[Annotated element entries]
↓

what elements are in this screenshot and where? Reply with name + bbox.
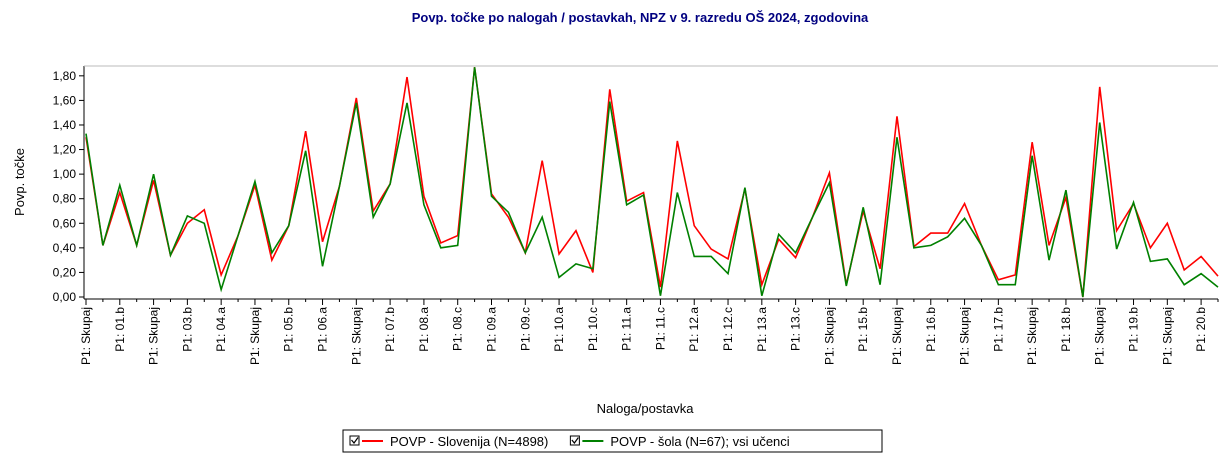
line-series: [85, 67, 1219, 298]
y-tick-label: 0,20: [53, 265, 77, 279]
x-tick-label: P1: 11.a: [620, 307, 634, 351]
y-tick-label: 1,00: [53, 167, 77, 181]
x-tick-label: P1: 01.b: [113, 307, 127, 352]
y-tick-label: 1,20: [53, 143, 77, 157]
x-tick-label: P1: 12.c: [721, 307, 735, 351]
y-tick-label: 1,80: [53, 69, 77, 83]
x-tick-label: P1: 07.b: [383, 307, 397, 352]
x-tick-label: P1: 19.b: [1127, 307, 1141, 352]
y-axis-label: Povp. točke: [12, 148, 27, 216]
x-tick-label: P1: 13.c: [789, 307, 803, 351]
x-tick-label: P1: Skupaj: [147, 307, 161, 365]
x-tick-label: P1: 16.b: [924, 307, 938, 352]
x-tick-label: P1: 08.a: [417, 307, 431, 352]
legend-box: [342, 429, 883, 453]
x-tick-label: P1: Skupaj: [822, 307, 836, 365]
x-tick-label: P1: 15.b: [856, 307, 870, 352]
x-tick-label: P1: Skupaj: [1025, 307, 1039, 365]
legend-check: [571, 437, 579, 444]
y-tick-label: 0,40: [53, 241, 77, 255]
x-tick-label: P1: 13.a: [755, 307, 769, 352]
y-tick-label: 0,80: [53, 192, 77, 206]
x-tick-label: P1: 08.c: [451, 307, 465, 351]
x-tick-label: P1: Skupaj: [349, 307, 363, 365]
x-tick-label: P1: Skupaj: [890, 307, 904, 365]
x-tick-label: P1: 09.c: [518, 307, 532, 351]
x-axis-label: Naloga/postavka: [597, 401, 695, 416]
x-tick-label: P1: 11.c: [653, 307, 667, 350]
x-tick-label: P1: 10.a: [552, 307, 566, 352]
x-tick-label: P1: 09.a: [484, 307, 498, 352]
line-series: [85, 67, 1219, 298]
legend-check: [351, 437, 359, 444]
x-tick-label: P1: Skupaj: [958, 307, 972, 365]
legend-label: POVP - Slovenija (N=4898): [390, 434, 548, 449]
chart-title: Povp. točke po nalogah / postavkah, NPZ …: [412, 10, 869, 25]
x-tick-label: P1: 05.b: [282, 307, 296, 352]
x-tick-label: P1: 04.a: [214, 307, 228, 352]
y-tick-label: 1,60: [53, 93, 77, 107]
x-tick-label: P1: 12.a: [687, 307, 701, 352]
x-tick-label: P1: 10.c: [586, 307, 600, 351]
x-tick-label: P1: 18.b: [1059, 307, 1073, 352]
x-tick-label: P1: 17.b: [991, 307, 1005, 352]
x-tick-label: P1: 03.b: [180, 307, 194, 352]
legend-checkbox: [569, 435, 580, 446]
x-tick-label: P1: Skupaj: [1093, 307, 1107, 365]
x-tick-label: P1: Skupaj: [248, 307, 262, 365]
legend-label: POVP - šola (N=67); vsi učenci: [610, 434, 789, 449]
legend-checkbox: [349, 435, 360, 446]
y-tick-label: 1,40: [53, 118, 77, 132]
y-tick-label: 0,60: [53, 216, 77, 230]
x-tick-label: P1: 20.b: [1194, 307, 1208, 352]
x-tick-label: P1: Skupaj: [79, 307, 93, 365]
y-tick-label: 0,00: [53, 290, 77, 304]
x-tick-label: P1: 06.a: [316, 307, 330, 352]
x-tick-label: P1: Skupaj: [1160, 307, 1174, 365]
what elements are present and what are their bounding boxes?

↑

# PROBLEM TO SOLVE:
Which lines in the records above contain the string "legend"? Extract each of those lines in full.

# EXERCISE RESPONSE:
legend-box: [342, 429, 883, 453]
legend-check: [571, 437, 579, 444]
legend-check: [351, 437, 359, 444]
legend-label: POVP - Slovenija (N=4898): [390, 434, 548, 449]
legend-checkbox: [569, 435, 580, 446]
legend-label: POVP - šola (N=67); vsi učenci: [610, 434, 789, 449]
legend-checkbox: [349, 435, 360, 446]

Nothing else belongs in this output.